**YOUR INSTRUCTIONS**
Count how many lines include "租用公房凭证" and answer with that number only.

[START OF RECORDS FOR THE EXERCISE]

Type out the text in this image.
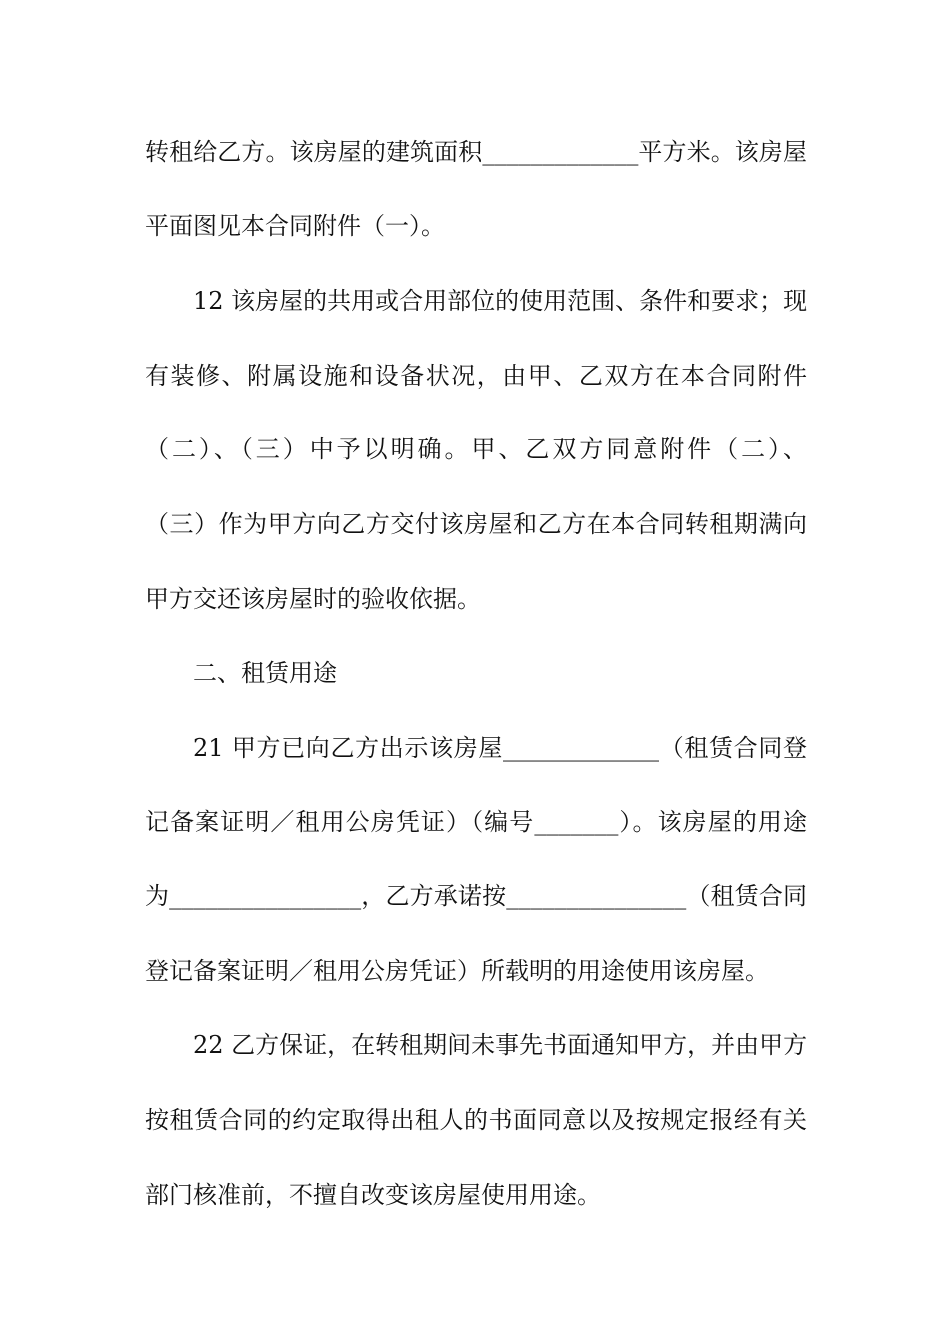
转租给乙方。该房屋的建筑面积_____________平方米。该房屋
平面图见本合同附件（一）。
12 该房屋的共用或合用部位的使用范围、条件和要求；现
有装修、附属设施和设备状况，由甲、乙双方在本合同附件
（二）、（三）中予以明确。甲、乙双方同意附件（二）、
（三）作为甲方向乙方交付该房屋和乙方在本合同转租期满向
甲方交还该房屋时的验收依据。
二、租赁用途
21 甲方已向乙方出示该房屋_____________（租赁合同登
记备案证明／租用公房凭证）（编号_______）。该房屋的用途
为________________，乙方承诺按_______________（租赁合同
登记备案证明／租用公房凭证）所载明的用途使用该房屋。
22 乙方保证，在转租期间未事先书面通知甲方，并由甲方
按租赁合同的约定取得出租人的书面同意以及按规定报经有关
部门核准前，不擅自改变该房屋使用用途。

[END OF RECORDS FOR THE EXERCISE]

**EXERCISE RESPONSE**
2